_Aim of the task_.
Would you output the whole listing below, exactly as it reads?

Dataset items
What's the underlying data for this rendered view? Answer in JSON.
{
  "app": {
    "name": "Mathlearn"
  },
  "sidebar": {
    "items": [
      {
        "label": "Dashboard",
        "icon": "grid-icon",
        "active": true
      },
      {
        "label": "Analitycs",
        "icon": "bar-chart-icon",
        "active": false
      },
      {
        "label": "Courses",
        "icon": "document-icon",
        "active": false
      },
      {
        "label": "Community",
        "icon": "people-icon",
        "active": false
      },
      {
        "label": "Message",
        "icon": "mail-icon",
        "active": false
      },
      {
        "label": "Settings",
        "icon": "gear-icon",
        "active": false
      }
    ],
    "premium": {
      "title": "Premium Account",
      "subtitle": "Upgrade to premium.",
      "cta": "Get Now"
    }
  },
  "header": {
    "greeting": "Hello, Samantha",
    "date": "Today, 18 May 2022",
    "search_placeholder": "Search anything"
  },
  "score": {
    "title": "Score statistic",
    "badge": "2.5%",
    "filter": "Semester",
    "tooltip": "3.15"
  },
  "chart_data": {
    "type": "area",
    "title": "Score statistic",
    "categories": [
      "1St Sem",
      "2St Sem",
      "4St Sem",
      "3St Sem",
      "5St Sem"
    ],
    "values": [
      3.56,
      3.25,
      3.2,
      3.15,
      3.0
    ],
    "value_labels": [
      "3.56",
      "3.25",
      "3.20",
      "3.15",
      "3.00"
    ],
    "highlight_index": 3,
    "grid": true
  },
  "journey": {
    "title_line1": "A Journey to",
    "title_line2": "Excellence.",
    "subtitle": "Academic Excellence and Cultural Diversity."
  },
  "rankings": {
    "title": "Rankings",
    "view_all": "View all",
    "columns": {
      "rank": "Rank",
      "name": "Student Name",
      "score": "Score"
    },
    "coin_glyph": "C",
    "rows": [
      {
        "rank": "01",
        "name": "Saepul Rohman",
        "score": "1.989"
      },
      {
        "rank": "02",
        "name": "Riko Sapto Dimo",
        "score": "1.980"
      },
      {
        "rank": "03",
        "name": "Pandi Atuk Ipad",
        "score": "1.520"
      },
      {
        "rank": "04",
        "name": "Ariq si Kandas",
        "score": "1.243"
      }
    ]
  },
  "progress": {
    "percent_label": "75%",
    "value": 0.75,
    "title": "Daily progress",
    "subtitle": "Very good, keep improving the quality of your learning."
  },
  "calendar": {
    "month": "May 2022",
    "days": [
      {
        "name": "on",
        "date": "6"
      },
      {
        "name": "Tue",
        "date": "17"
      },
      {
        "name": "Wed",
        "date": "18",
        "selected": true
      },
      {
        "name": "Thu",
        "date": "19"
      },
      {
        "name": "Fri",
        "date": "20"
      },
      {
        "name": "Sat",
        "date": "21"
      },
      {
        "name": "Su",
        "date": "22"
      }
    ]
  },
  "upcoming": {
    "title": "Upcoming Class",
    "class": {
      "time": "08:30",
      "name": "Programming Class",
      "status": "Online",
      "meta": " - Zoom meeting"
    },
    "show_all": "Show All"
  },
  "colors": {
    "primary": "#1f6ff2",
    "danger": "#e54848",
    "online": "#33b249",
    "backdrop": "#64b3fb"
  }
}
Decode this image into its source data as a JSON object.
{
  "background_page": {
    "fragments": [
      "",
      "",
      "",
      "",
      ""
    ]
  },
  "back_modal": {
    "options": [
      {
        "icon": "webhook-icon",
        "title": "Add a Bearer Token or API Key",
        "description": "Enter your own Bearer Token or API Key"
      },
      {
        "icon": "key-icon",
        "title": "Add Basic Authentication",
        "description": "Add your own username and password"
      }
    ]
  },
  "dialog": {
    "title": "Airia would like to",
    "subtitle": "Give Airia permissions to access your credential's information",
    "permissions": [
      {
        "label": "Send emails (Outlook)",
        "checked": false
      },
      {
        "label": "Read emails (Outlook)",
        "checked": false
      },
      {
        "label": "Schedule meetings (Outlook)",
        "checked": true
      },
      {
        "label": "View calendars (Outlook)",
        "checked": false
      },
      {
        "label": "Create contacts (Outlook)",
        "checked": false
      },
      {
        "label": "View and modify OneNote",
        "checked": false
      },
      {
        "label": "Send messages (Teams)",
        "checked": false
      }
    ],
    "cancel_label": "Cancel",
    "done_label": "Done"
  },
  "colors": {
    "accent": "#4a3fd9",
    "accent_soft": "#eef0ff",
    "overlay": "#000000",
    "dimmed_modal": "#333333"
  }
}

_Correct response_.
What's the underlying data for this rendered view? Answer in JSON.
{
  "app": {
    "name": "Mathlearn"
  },
  "sidebar": {
    "items": [
      {
        "label": "Dashboard",
        "icon": "grid-icon",
        "active": true
      },
      {
        "label": "Analitycs",
        "icon": "bar-chart-icon",
        "active": false
      },
      {
        "label": "Courses",
        "icon": "document-icon",
        "active": false
      },
      {
        "label": "Community",
        "icon": "people-icon",
        "active": false
      },
      {
        "label": "Message",
        "icon": "mail-icon",
        "active": false
      },
      {
        "label": "Settings",
        "icon": "gear-icon",
        "active": false
      }
    ],
    "premium": {
      "title": "Premium Account",
      "subtitle": "Upgrade to premium.",
      "cta": "Get Now"
    }
  },
  "header": {
    "greeting": "Hello, Samantha",
    "date": "Today, 18 May 2022",
    "search_placeholder": "Search anything"
  },
  "score": {
    "title": "Score statistic",
    "badge": "2.5%",
    "filter": "Semester",
    "tooltip": "3.15"
  },
  "chart_data": {
    "type": "area",
    "title": "Score statistic",
    "categories": [
      "1St Sem",
      "2St Sem",
      "4St Sem",
      "3St Sem",
      "5St Sem"
    ],
    "values": [
      3.56,
      3.25,
      3.2,
      3.15,
      3.0
    ],
    "value_labels": [
      "3.56",
      "3.25",
      "3.20",
      "3.15",
      "3.00"
    ],
    "highlight_index": 3,
    "grid": true
  },
  "journey": {
    "title_line1": "A Journey to",
    "title_line2": "Excellence.",
    "subtitle": "Academic Excellence and Cultural Diversity."
  },
  "rankings": {
    "title": "Rankings",
    "view_all": "View all",
    "columns": {
      "rank": "Rank",
      "name": "Student Name",
      "score": "Score"
    },
    "coin_glyph": "C",
    "rows": [
      {
        "rank": "01",
        "name": "Saepul Rohman",
        "score": "1.989"
      },
      {
        "rank": "02",
        "name": "Riko Sapto Dimo",
        "score": "1.980"
      },
      {
        "rank": "03",
        "name": "Pandi Atuk Ipad",
        "score": "1.520"
      },
      {
        "rank": "04",
        "name": "Ariq si Kandas",
        "score": "1.243"
      }
    ]
  },
  "progress": {
    "percent_label": "75%",
    "value": 0.75,
    "title": "Daily progress",
    "subtitle": "Very good, keep improving the quality of your learning."
  },
  "calendar": {
    "month": "May 2022",
    "days": [
      {
        "name": "on",
        "date": "6"
      },
      {
        "name": "Tue",
        "date": "17"
      },
      {
        "name": "Wed",
        "date": "18",
        "selected": true
      },
      {
        "name": "Thu",
        "date": "19"
      },
      {
        "name": "Fri",
        "date": "20"
      },
      {
        "name": "Sat",
        "date": "21"
      },
      {
        "name": "Su",
        "date": "22"
      }
    ]
  },
  "upcoming": {
    "title": "Upcoming Class",
    "class": {
      "time": "08:30",
      "name": "Programming Class",
      "status": "Online",
      "meta": " - Zoom meeting"
    },
    "show_all": "Show All"
  },
  "colors": {
    "primary": "#1f6ff2",
    "danger": "#e54848",
    "online": "#33b249",
    "backdrop": "#64b3fb"
  }
}
Decode this image into its source data as a JSON object.
{
  "background_page": {
    "fragments": [
      "",
      "",
      "",
      "",
      ""
    ]
  },
  "back_modal": {
    "options": [
      {
        "icon": "webhook-icon",
        "title": "Add a Bearer Token or API Key",
        "description": "Enter your own Bearer Token or API Key"
      },
      {
        "icon": "key-icon",
        "title": "Add Basic Authentication",
        "description": "Add your own username and password"
      }
    ]
  },
  "dialog": {
    "title": "Airia would like to",
    "subtitle": "Give Airia permissions to access your credential's information",
    "permissions": [
      {
        "label": "Send emails (Outlook)",
        "checked": false
      },
      {
        "label": "Read emails (Outlook)",
        "checked": false
      },
      {
        "label": "Schedule meetings (Outlook)",
        "checked": true
      },
      {
        "label": "View calendars (Outlook)",
        "checked": false
      },
      {
        "label": "Create contacts (Outlook)",
        "checked": false
      },
      {
        "label": "View and modify OneNote",
        "checked": false
      },
      {
        "label": "Send messages (Teams)",
        "checked": false
      }
    ],
    "cancel_label": "Cancel",
    "done_label": "Done"
  },
  "colors": {
    "accent": "#4a3fd9",
    "accent_soft": "#eef0ff",
    "overlay": "#000000",
    "dimmed_modal": "#333333"
  }
}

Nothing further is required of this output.